*The task*. Every entry must be duplicated precisely as written.

################

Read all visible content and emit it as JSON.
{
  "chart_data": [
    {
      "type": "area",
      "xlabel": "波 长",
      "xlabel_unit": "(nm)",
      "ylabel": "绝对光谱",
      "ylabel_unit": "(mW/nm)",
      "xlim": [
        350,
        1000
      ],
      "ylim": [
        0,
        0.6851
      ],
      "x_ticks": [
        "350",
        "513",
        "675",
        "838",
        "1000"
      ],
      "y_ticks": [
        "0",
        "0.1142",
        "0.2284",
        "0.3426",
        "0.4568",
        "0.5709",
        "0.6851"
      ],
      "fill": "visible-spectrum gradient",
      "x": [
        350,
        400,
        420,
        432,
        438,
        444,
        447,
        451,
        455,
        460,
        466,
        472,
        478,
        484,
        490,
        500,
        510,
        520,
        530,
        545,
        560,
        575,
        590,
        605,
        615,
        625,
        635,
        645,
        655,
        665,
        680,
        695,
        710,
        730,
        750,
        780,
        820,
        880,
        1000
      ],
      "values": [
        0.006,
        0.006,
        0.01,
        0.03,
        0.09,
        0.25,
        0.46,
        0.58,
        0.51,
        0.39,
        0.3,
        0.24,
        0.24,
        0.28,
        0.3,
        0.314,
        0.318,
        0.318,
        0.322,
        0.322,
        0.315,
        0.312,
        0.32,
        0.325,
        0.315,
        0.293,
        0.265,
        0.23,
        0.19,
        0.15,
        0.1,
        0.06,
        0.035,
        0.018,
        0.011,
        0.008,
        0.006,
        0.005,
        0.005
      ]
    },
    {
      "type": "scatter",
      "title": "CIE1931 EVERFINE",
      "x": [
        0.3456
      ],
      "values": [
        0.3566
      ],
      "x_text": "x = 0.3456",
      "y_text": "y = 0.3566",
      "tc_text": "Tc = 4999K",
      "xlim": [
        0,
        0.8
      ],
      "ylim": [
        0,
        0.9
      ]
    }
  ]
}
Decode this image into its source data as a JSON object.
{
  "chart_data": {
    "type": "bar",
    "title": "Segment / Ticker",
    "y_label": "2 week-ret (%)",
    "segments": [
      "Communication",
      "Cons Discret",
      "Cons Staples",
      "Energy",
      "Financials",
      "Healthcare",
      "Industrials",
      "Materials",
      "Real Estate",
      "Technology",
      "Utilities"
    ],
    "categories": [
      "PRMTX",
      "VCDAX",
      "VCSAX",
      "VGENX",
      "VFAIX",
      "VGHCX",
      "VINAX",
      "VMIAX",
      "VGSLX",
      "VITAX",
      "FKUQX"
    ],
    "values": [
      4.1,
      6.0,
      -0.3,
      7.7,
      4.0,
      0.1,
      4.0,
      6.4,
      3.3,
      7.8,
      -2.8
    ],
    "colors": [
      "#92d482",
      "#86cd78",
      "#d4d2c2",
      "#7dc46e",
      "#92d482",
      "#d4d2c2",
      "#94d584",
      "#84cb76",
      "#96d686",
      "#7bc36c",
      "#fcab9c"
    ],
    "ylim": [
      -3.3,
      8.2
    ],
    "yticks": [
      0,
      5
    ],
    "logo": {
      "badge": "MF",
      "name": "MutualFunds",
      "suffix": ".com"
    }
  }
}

################

*Task output*.
Read all visible content and emit it as JSON.
{
  "chart_data": [
    {
      "type": "area",
      "xlabel": "波 长",
      "xlabel_unit": "(nm)",
      "ylabel": "绝对光谱",
      "ylabel_unit": "(mW/nm)",
      "xlim": [
        350,
        1000
      ],
      "ylim": [
        0,
        0.6851
      ],
      "x_ticks": [
        "350",
        "513",
        "675",
        "838",
        "1000"
      ],
      "y_ticks": [
        "0",
        "0.1142",
        "0.2284",
        "0.3426",
        "0.4568",
        "0.5709",
        "0.6851"
      ],
      "fill": "visible-spectrum gradient",
      "x": [
        350,
        400,
        420,
        432,
        438,
        444,
        447,
        451,
        455,
        460,
        466,
        472,
        478,
        484,
        490,
        500,
        510,
        520,
        530,
        545,
        560,
        575,
        590,
        605,
        615,
        625,
        635,
        645,
        655,
        665,
        680,
        695,
        710,
        730,
        750,
        780,
        820,
        880,
        1000
      ],
      "values": [
        0.006,
        0.006,
        0.01,
        0.03,
        0.09,
        0.25,
        0.46,
        0.58,
        0.51,
        0.39,
        0.3,
        0.24,
        0.24,
        0.28,
        0.3,
        0.314,
        0.318,
        0.318,
        0.322,
        0.322,
        0.315,
        0.312,
        0.32,
        0.325,
        0.315,
        0.293,
        0.265,
        0.23,
        0.19,
        0.15,
        0.1,
        0.06,
        0.035,
        0.018,
        0.011,
        0.008,
        0.006,
        0.005,
        0.005
      ]
    },
    {
      "type": "scatter",
      "title": "CIE1931 EVERFINE",
      "x": [
        0.3456
      ],
      "values": [
        0.3566
      ],
      "x_text": "x = 0.3456",
      "y_text": "y = 0.3566",
      "tc_text": "Tc = 4999K",
      "xlim": [
        0,
        0.8
      ],
      "ylim": [
        0,
        0.9
      ]
    }
  ]
}
Decode this image into its source data as a JSON object.
{
  "chart_data": {
    "type": "bar",
    "title": "Segment / Ticker",
    "y_label": "2 week-ret (%)",
    "segments": [
      "Communication",
      "Cons Discret",
      "Cons Staples",
      "Energy",
      "Financials",
      "Healthcare",
      "Industrials",
      "Materials",
      "Real Estate",
      "Technology",
      "Utilities"
    ],
    "categories": [
      "PRMTX",
      "VCDAX",
      "VCSAX",
      "VGENX",
      "VFAIX",
      "VGHCX",
      "VINAX",
      "VMIAX",
      "VGSLX",
      "VITAX",
      "FKUQX"
    ],
    "values": [
      4.1,
      6.0,
      -0.3,
      7.7,
      4.0,
      0.1,
      4.0,
      6.4,
      3.3,
      7.8,
      -2.8
    ],
    "colors": [
      "#92d482",
      "#86cd78",
      "#d4d2c2",
      "#7dc46e",
      "#92d482",
      "#d4d2c2",
      "#94d584",
      "#84cb76",
      "#96d686",
      "#7bc36c",
      "#fcab9c"
    ],
    "ylim": [
      -3.3,
      8.2
    ],
    "yticks": [
      0,
      5
    ],
    "logo": {
      "badge": "MF",
      "name": "MutualFunds",
      "suffix": ".com"
    }
  }
}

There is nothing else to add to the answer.